▶ [Dataset content]
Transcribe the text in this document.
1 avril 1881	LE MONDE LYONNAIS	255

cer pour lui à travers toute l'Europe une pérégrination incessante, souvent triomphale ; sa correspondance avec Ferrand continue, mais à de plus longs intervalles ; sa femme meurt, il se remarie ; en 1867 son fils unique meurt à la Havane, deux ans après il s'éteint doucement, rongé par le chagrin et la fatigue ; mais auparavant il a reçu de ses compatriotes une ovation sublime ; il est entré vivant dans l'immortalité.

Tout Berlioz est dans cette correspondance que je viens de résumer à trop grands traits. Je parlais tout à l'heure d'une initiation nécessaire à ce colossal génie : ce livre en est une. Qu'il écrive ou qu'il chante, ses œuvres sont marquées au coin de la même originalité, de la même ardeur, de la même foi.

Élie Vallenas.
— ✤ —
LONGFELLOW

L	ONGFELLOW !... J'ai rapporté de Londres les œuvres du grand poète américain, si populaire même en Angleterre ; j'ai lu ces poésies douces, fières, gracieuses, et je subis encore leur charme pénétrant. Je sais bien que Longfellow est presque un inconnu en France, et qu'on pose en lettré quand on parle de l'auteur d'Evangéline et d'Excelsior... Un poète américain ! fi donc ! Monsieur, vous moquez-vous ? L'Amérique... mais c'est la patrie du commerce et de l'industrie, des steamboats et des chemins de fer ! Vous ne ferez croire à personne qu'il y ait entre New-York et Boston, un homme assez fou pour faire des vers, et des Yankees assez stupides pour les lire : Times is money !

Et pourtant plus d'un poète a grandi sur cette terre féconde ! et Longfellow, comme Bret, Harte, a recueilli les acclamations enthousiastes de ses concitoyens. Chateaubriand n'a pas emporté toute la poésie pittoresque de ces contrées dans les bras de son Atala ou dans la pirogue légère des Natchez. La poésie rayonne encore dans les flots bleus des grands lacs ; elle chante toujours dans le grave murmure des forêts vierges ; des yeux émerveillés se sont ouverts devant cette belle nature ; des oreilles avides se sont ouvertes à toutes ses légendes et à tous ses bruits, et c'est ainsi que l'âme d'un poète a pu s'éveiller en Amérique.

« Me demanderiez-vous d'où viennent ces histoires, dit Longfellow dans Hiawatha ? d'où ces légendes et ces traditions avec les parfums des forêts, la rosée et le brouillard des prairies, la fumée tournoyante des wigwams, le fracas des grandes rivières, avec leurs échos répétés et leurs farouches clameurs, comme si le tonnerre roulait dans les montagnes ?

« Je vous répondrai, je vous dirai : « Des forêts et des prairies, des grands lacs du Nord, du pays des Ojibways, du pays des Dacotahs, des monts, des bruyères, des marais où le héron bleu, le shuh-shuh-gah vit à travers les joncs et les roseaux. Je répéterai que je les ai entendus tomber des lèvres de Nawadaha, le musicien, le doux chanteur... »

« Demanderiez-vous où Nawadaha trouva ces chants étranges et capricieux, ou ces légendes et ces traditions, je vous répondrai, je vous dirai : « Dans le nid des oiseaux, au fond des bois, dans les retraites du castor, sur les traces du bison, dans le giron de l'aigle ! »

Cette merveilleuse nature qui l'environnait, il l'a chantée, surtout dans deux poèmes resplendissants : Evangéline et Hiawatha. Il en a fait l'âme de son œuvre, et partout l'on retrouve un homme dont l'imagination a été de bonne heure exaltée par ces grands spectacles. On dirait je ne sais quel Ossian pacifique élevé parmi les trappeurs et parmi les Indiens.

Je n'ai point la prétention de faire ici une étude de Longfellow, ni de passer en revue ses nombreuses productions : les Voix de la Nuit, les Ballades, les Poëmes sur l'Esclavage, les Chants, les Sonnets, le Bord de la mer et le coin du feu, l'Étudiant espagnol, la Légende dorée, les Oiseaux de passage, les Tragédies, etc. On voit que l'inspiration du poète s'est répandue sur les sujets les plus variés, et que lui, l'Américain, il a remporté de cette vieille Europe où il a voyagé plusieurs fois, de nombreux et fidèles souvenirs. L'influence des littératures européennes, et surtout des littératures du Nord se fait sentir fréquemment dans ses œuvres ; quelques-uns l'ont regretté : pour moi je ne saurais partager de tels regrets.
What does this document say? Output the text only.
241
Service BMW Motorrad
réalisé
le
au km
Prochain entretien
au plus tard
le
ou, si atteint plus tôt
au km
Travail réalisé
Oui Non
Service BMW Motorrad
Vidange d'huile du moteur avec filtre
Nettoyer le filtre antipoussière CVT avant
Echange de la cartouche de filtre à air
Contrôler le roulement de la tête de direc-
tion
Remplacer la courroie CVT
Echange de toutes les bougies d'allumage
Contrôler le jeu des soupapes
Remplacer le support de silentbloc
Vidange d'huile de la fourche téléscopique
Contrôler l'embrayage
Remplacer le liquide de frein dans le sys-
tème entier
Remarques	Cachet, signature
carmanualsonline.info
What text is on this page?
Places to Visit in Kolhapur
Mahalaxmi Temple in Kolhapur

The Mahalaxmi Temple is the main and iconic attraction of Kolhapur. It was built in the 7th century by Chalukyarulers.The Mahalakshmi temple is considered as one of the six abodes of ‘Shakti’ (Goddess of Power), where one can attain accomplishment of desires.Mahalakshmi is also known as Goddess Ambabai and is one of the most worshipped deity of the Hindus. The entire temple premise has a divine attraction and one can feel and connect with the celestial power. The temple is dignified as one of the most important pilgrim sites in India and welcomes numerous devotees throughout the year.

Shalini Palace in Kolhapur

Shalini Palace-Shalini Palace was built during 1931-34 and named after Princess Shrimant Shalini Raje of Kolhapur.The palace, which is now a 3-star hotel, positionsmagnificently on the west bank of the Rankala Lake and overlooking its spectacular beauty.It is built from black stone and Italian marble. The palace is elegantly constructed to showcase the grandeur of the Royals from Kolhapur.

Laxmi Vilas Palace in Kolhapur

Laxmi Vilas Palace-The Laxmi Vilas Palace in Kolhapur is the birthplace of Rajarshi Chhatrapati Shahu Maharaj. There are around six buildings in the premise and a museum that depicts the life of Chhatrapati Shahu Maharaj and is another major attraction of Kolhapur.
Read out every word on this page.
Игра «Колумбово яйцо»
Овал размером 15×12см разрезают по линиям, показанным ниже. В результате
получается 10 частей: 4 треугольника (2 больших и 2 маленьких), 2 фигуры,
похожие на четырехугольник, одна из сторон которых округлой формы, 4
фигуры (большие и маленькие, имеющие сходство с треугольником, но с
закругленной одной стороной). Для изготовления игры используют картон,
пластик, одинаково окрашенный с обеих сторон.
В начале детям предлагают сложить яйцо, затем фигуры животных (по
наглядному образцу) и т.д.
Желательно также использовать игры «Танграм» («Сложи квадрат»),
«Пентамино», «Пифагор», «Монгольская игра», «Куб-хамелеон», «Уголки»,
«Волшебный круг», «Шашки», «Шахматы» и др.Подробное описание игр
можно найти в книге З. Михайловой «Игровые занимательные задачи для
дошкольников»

▶ [Task prompt]
Look through the entries and find each line that has the string "фигуры". Copy those lines.

▶ [Completed task]
получается 10 частей: 4 треугольника (2 больших и 2 маленьких), 2 фигуры,
фигуры (большие и маленькие, имеющие сходство с треугольником, но с
В начале детям предлагают сложить яйцо, затем фигуры животных (по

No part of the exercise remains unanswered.